• Exercise prompt
Give, as a bare number, the count of lines that contain the word "true".

[Dataset rows about figures]
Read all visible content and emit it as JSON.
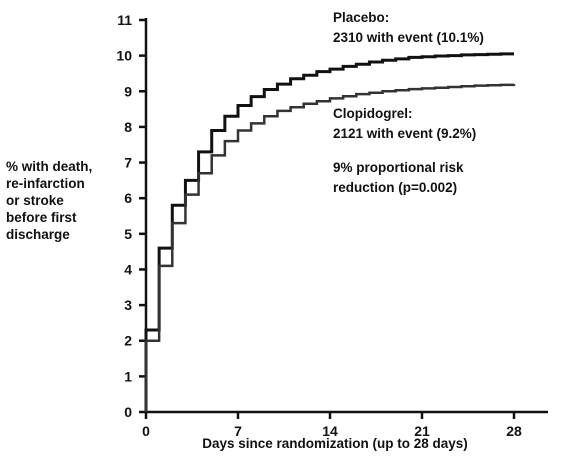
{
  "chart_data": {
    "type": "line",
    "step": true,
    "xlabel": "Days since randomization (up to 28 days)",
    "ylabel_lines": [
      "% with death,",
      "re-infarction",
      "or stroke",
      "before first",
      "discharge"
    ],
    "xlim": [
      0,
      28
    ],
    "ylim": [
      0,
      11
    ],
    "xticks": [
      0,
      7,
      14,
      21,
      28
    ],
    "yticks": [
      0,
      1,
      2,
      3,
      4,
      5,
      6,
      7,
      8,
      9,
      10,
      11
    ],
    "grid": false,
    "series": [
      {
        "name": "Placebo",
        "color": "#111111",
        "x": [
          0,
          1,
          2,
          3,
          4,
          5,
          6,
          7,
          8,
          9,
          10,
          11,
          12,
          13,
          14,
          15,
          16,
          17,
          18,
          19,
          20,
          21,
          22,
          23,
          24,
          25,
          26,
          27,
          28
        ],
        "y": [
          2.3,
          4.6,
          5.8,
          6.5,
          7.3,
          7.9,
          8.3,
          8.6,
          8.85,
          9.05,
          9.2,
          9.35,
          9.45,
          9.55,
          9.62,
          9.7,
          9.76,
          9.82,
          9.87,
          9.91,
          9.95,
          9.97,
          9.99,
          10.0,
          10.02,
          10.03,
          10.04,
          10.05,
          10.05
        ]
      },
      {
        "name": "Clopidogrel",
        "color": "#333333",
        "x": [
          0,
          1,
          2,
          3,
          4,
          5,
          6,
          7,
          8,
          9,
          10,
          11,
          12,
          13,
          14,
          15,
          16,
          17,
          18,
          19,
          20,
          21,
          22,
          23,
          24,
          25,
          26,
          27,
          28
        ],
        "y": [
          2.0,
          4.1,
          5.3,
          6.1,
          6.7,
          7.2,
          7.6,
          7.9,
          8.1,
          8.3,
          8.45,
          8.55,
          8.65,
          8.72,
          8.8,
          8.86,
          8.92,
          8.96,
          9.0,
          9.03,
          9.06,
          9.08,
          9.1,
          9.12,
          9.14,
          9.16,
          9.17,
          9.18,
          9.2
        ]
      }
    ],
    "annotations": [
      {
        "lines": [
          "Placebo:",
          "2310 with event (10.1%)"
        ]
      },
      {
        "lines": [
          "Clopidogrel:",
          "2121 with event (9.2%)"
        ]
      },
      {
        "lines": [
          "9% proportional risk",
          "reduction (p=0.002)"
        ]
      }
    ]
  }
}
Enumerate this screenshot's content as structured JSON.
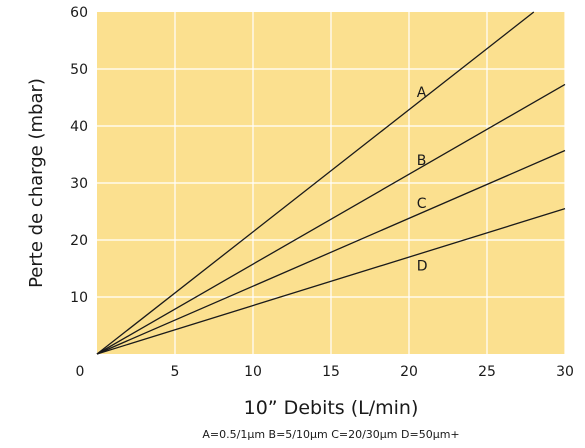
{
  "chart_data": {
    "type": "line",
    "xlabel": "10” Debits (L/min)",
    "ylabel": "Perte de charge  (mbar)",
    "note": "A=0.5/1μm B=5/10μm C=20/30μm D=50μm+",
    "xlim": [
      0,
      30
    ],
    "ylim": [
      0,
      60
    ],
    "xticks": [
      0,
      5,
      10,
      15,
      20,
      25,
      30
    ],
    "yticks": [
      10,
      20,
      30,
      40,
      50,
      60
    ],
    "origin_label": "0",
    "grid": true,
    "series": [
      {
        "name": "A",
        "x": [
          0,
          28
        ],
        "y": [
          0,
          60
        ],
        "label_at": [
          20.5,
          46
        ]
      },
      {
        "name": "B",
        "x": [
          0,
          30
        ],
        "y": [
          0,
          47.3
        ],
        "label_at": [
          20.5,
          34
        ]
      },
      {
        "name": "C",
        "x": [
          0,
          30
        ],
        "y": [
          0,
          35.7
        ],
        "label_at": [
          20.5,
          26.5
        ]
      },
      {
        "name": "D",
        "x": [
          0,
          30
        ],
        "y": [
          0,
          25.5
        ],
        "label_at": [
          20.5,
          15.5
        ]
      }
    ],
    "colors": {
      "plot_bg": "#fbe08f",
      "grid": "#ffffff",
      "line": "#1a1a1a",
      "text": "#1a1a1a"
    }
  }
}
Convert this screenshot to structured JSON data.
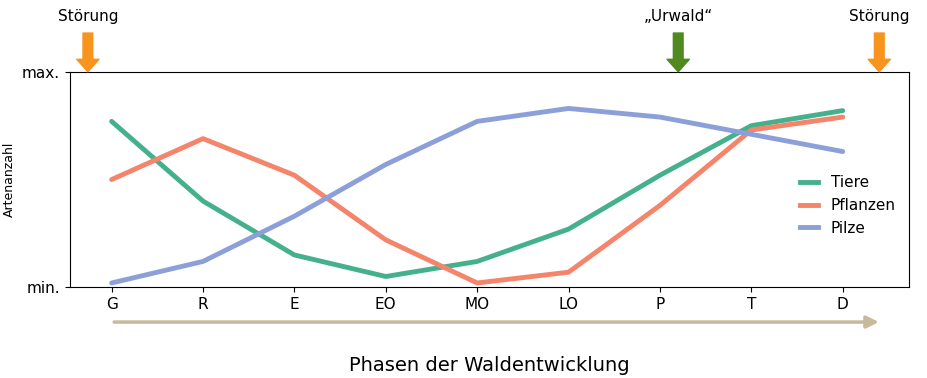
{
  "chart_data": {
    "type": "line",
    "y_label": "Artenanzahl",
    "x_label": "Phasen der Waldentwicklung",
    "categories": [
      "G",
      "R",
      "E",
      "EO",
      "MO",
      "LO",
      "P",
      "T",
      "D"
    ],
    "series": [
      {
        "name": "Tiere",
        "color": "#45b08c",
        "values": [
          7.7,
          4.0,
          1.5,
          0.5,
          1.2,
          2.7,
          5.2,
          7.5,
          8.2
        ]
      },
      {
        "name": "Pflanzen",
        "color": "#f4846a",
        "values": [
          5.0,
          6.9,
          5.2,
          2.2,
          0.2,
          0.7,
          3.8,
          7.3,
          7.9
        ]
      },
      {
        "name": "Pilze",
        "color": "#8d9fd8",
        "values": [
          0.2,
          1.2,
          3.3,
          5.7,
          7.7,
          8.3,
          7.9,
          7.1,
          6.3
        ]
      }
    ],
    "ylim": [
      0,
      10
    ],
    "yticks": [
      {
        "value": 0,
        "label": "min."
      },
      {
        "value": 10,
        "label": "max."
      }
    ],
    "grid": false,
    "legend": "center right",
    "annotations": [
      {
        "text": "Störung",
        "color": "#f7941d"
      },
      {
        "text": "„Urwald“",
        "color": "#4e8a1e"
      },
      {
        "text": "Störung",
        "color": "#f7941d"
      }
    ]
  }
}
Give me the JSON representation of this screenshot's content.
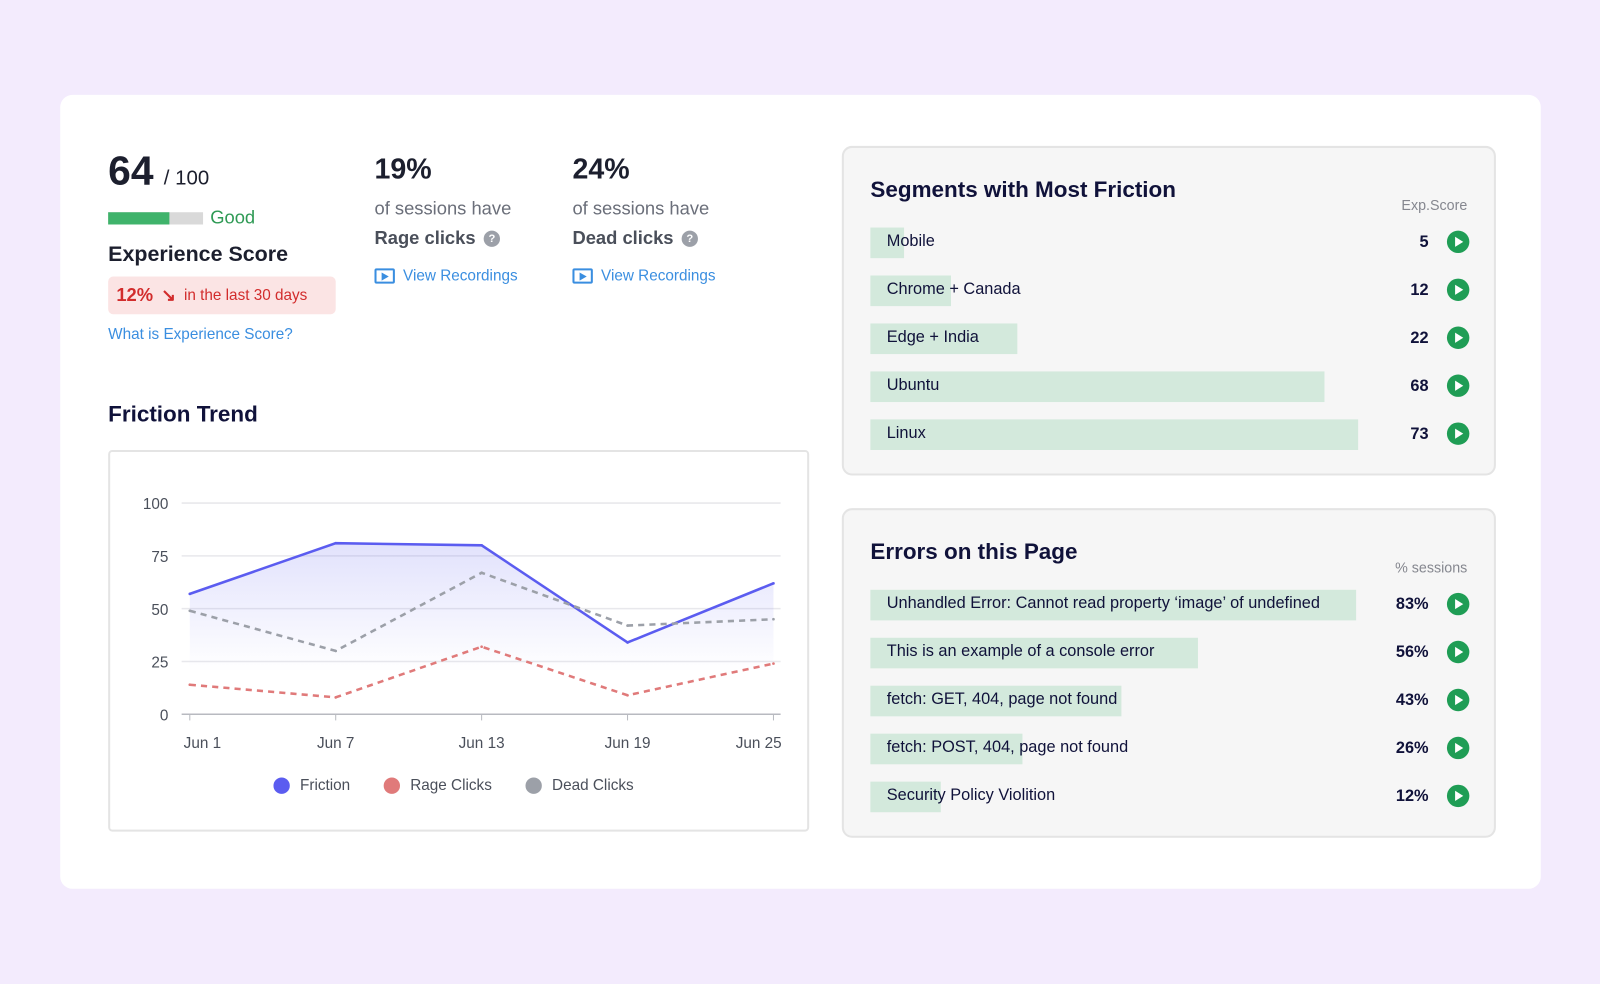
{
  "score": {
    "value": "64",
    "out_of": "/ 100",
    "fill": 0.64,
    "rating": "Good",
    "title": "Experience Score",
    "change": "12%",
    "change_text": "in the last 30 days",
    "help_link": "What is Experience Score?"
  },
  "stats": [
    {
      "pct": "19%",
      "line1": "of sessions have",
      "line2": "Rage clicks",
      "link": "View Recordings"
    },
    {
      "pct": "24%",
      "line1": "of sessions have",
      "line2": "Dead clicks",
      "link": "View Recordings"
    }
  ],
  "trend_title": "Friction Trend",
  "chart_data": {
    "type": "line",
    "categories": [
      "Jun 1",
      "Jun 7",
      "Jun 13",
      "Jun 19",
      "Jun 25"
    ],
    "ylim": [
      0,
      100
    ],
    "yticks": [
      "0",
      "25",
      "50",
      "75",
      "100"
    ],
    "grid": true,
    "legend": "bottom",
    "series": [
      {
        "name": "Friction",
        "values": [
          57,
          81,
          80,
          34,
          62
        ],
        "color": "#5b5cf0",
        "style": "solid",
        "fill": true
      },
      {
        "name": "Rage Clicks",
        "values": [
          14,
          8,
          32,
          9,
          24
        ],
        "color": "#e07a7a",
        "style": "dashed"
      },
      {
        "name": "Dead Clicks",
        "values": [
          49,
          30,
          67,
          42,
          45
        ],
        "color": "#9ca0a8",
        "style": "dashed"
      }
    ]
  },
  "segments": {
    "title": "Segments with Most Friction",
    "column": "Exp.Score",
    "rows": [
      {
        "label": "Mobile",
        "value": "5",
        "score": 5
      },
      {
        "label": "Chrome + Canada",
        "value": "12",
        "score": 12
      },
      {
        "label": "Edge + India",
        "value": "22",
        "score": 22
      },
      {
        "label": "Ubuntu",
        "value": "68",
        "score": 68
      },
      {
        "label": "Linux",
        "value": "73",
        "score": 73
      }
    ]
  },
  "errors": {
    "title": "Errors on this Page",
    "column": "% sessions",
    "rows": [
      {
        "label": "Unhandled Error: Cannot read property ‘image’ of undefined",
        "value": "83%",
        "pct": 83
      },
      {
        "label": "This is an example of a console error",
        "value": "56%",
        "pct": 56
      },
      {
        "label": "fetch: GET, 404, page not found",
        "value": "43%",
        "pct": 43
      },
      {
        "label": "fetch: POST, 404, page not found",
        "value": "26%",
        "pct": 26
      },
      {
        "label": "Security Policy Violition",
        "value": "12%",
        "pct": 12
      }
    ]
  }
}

• Output for this task
4